___ Records provided
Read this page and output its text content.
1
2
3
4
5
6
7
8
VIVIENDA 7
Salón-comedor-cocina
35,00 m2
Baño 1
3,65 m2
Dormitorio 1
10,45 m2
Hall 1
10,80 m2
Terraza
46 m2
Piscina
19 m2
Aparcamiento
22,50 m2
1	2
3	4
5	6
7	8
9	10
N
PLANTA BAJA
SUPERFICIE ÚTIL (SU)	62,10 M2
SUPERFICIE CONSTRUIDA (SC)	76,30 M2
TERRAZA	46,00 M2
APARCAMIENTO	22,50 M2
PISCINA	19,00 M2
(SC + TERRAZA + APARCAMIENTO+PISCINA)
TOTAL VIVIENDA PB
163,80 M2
______
→ Directive: Write the whole listing out again. Keep every line exactly as it is.

→ Solution to this task:
Read this page and output its text content.
1
2
3
4
5
6
7
8
VIVIENDA 7
Salón-comedor-cocina
35,00 m2
Baño 1
3,65 m2
Dormitorio 1
10,45 m2
Hall 1
10,80 m2
Terraza
46 m2
Piscina
19 m2
Aparcamiento
22,50 m2
1	2
3	4
5	6
7	8
9	10
N
PLANTA BAJA
SUPERFICIE ÚTIL (SU)	62,10 M2
SUPERFICIE CONSTRUIDA (SC)	76,30 M2
TERRAZA	46,00 M2
APARCAMIENTO	22,50 M2
PISCINA	19,00 M2
(SC + TERRAZA + APARCAMIENTO+PISCINA)
TOTAL VIVIENDA PB
163,80 M2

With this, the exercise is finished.